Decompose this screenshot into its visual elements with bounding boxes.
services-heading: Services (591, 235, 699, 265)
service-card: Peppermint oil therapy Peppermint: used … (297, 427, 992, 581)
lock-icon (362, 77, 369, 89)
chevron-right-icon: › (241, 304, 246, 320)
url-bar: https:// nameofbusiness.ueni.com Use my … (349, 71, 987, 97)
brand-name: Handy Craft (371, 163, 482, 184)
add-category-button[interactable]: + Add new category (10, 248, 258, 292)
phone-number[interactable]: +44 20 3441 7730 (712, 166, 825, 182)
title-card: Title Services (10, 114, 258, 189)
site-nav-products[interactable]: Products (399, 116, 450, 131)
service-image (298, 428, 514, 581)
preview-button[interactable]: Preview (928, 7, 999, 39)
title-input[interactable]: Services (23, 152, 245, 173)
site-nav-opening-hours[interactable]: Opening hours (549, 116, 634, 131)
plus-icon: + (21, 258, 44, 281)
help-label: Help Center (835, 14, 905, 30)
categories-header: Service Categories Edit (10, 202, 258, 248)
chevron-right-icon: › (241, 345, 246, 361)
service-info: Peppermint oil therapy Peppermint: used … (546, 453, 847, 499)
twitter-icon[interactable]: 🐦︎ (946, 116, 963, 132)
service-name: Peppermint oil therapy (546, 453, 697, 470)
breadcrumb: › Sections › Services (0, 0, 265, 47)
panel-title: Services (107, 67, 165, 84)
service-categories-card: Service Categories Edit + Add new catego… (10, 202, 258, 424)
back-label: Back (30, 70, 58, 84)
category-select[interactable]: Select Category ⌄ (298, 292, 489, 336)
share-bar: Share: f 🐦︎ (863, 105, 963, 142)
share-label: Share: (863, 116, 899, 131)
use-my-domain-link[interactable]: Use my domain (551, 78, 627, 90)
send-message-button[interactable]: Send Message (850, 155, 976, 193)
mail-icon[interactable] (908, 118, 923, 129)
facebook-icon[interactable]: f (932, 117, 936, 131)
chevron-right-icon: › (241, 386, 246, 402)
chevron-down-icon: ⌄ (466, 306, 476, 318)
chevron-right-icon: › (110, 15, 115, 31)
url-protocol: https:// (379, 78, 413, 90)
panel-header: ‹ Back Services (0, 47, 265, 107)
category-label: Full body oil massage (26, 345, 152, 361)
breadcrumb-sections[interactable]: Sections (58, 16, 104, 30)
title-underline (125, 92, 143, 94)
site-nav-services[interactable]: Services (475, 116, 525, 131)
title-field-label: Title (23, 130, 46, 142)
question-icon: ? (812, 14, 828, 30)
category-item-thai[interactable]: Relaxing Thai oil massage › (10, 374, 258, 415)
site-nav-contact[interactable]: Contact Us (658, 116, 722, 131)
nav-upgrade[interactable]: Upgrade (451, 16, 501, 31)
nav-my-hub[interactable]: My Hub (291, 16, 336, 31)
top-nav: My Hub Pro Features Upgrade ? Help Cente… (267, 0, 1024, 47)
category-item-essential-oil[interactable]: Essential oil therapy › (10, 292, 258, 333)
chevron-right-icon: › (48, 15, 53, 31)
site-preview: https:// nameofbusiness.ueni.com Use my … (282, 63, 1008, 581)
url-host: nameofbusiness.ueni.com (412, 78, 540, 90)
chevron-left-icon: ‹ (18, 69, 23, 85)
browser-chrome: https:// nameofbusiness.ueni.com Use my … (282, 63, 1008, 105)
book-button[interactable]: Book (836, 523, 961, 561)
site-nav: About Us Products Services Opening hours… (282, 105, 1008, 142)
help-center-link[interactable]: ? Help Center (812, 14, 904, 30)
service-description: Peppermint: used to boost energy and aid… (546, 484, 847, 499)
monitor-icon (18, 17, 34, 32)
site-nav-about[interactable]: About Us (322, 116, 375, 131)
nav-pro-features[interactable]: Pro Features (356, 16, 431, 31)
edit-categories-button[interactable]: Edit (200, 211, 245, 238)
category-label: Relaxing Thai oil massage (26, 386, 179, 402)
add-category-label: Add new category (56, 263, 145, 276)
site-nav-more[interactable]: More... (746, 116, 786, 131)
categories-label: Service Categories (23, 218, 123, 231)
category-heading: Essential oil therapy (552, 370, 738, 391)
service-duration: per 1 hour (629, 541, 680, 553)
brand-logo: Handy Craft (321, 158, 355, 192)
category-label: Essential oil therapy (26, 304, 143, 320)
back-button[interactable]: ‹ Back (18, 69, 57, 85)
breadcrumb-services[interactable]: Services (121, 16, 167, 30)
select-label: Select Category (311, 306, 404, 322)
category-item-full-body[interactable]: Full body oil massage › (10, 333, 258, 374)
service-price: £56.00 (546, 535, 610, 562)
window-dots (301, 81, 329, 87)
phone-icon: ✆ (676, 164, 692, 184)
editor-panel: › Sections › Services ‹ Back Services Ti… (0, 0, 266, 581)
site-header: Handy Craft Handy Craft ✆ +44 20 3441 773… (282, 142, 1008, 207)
******
Could you rewrite all the rows above as a JSON list of strings, one string per line, with blank lines left out?

**IN RESPONSE**
[
  "Decompose this screenshot into its visual elements with bounding boxes.",
  "services-heading: Services (591, 235, 699, 265)",
  "service-card: Peppermint oil therapy Peppermint: used … (297, 427, 992, 581)",
  "lock-icon (362, 77, 369, 89)",
  "chevron-right-icon: › (241, 304, 246, 320)",
  "url-bar: https:// nameofbusiness.ueni.com Use my … (349, 71, 987, 97)",
  "brand-name: Handy Craft (371, 163, 482, 184)",
  "add-category-button[interactable]: + Add new category (10, 248, 258, 292)",
  "phone-number[interactable]: +44 20 3441 7730 (712, 166, 825, 182)",
  "title-card: Title Services (10, 114, 258, 189)",
  "site-nav-products[interactable]: Products (399, 116, 450, 131)",
  "service-image (298, 428, 514, 581)",
  "preview-button[interactable]: Preview (928, 7, 999, 39)",
  "title-input[interactable]: Services (23, 152, 245, 173)",
  "site-nav-opening-hours[interactable]: Opening hours (549, 116, 634, 131)",
  "plus-icon: + (21, 258, 44, 281)",
  "help-label: Help Center (835, 14, 905, 30)",
  "categories-header: Service Categories Edit (10, 202, 258, 248)",
  "chevron-right-icon: › (241, 345, 246, 361)",
  "service-info: Peppermint oil therapy Peppermint: used … (546, 453, 847, 499)",
  "twitter-icon[interactable]: 🐦︎ (946, 116, 963, 132)",
  "service-name: Peppermint oil therapy (546, 453, 697, 470)",
  "breadcrumb: › Sections › Services (0, 0, 265, 47)",
  "panel-title: Services (107, 67, 165, 84)",
  "service-categories-card: Service Categories Edit + Add new catego… (10, 202, 258, 424)",
  "back-label: Back (30, 70, 58, 84)",
  "category-select[interactable]: Select Category ⌄ (298, 292, 489, 336)",
  "share-bar: Share: f 🐦︎ (863, 105, 963, 142)",
  "share-label: Share: (863, 116, 899, 131)",
  "use-my-domain-link[interactable]: Use my domain (551, 78, 627, 90)",
  "send-message-button[interactable]: Send Message (850, 155, 976, 193)",
  "mail-icon[interactable] (908, 118, 923, 129)",
  "facebook-icon[interactable]: f (932, 117, 936, 131)",
  "chevron-right-icon: › (241, 386, 246, 402)",
  "chevron-down-icon: ⌄ (466, 306, 476, 318)",
  "chevron-right-icon: › (110, 15, 115, 31)",
  "url-protocol: https:// (379, 78, 413, 90)",
  "panel-header: ‹ Back Services (0, 47, 265, 107)",
  "category-label: Full body oil massage (26, 345, 152, 361)",
  "breadcrumb-sections[interactable]: Sections (58, 16, 104, 30)",
  "title-underline (125, 92, 143, 94)",
  "site-nav-services[interactable]: Services (475, 116, 525, 131)",
  "title-field-label: Title (23, 130, 46, 142)",
  "question-icon: ? (812, 14, 828, 30)",
  "category-item-thai[interactable]: Relaxing Thai oil massage › (10, 374, 258, 415)",
  "site-nav-contact[interactable]: Contact Us (658, 116, 722, 131)",
  "nav-upgrade[interactable]: Upgrade (451, 16, 501, 31)",
  "nav-my-hub[interactable]: My Hub (291, 16, 336, 31)",
  "top-nav: My Hub Pro Features Upgrade ? Help Cente… (267, 0, 1024, 47)",
  "category-item-essential-oil[interactable]: Essential oil therapy › (10, 292, 258, 333)",
  "chevron-right-icon: › (48, 15, 53, 31)",
  "site-preview: https:// nameofbusiness.ueni.com Use my … (282, 63, 1008, 581)",
  "url-host: nameofbusiness.ueni.com (412, 78, 540, 90)",
  "chevron-left-icon: ‹ (18, 69, 23, 85)",
  "browser-chrome: https:// nameofbusiness.ueni.com Use my … (282, 63, 1008, 105)",
  "book-button[interactable]: Book (836, 523, 961, 561)",
  "site-nav: About Us Products Services Opening hours… (282, 105, 1008, 142)",
  "help-center-link[interactable]: ? Help Center (812, 14, 904, 30)",
  "service-description: Peppermint: used to boost energy and aid… (546, 484, 847, 499)",
  "monitor-icon (18, 17, 34, 32)",
  "site-nav-about[interactable]: About Us (322, 116, 375, 131)",
  "nav-pro-features[interactable]: Pro Features (356, 16, 431, 31)",
  "edit-categories-button[interactable]: Edit (200, 211, 245, 238)",
  "category-label: Relaxing Thai oil massage (26, 386, 179, 402)",
  "add-category-label: Add new category (56, 263, 145, 276)",
  "site-nav-more[interactable]: More... (746, 116, 786, 131)",
  "categories-label: Service Categories (23, 218, 123, 231)",
  "category-heading: Essential oil therapy (552, 370, 738, 391)",
  "service-duration: per 1 hour (629, 541, 680, 553)",
  "brand-logo: Handy Craft (321, 158, 355, 192)",
  "category-label: Essential oil therapy (26, 304, 143, 320)",
  "back-button[interactable]: ‹ Back (18, 69, 57, 85)",
  "breadcrumb-services[interactable]: Services (121, 16, 167, 30)",
  "select-label: Select Category (311, 306, 404, 322)",
  "category-item-full-body[interactable]: Full body oil massage › (10, 333, 258, 374)",
  "service-price: £56.00 (546, 535, 610, 562)",
  "window-dots (301, 81, 329, 87)",
  "phone-icon: ✆ (676, 164, 692, 184)",
  "editor-panel: › Sections › Services ‹ Back Services Ti… (0, 0, 266, 581)",
  "site-header: Handy Craft Handy Craft ✆ +44 20 3441 773… (282, 142, 1008, 207)"
]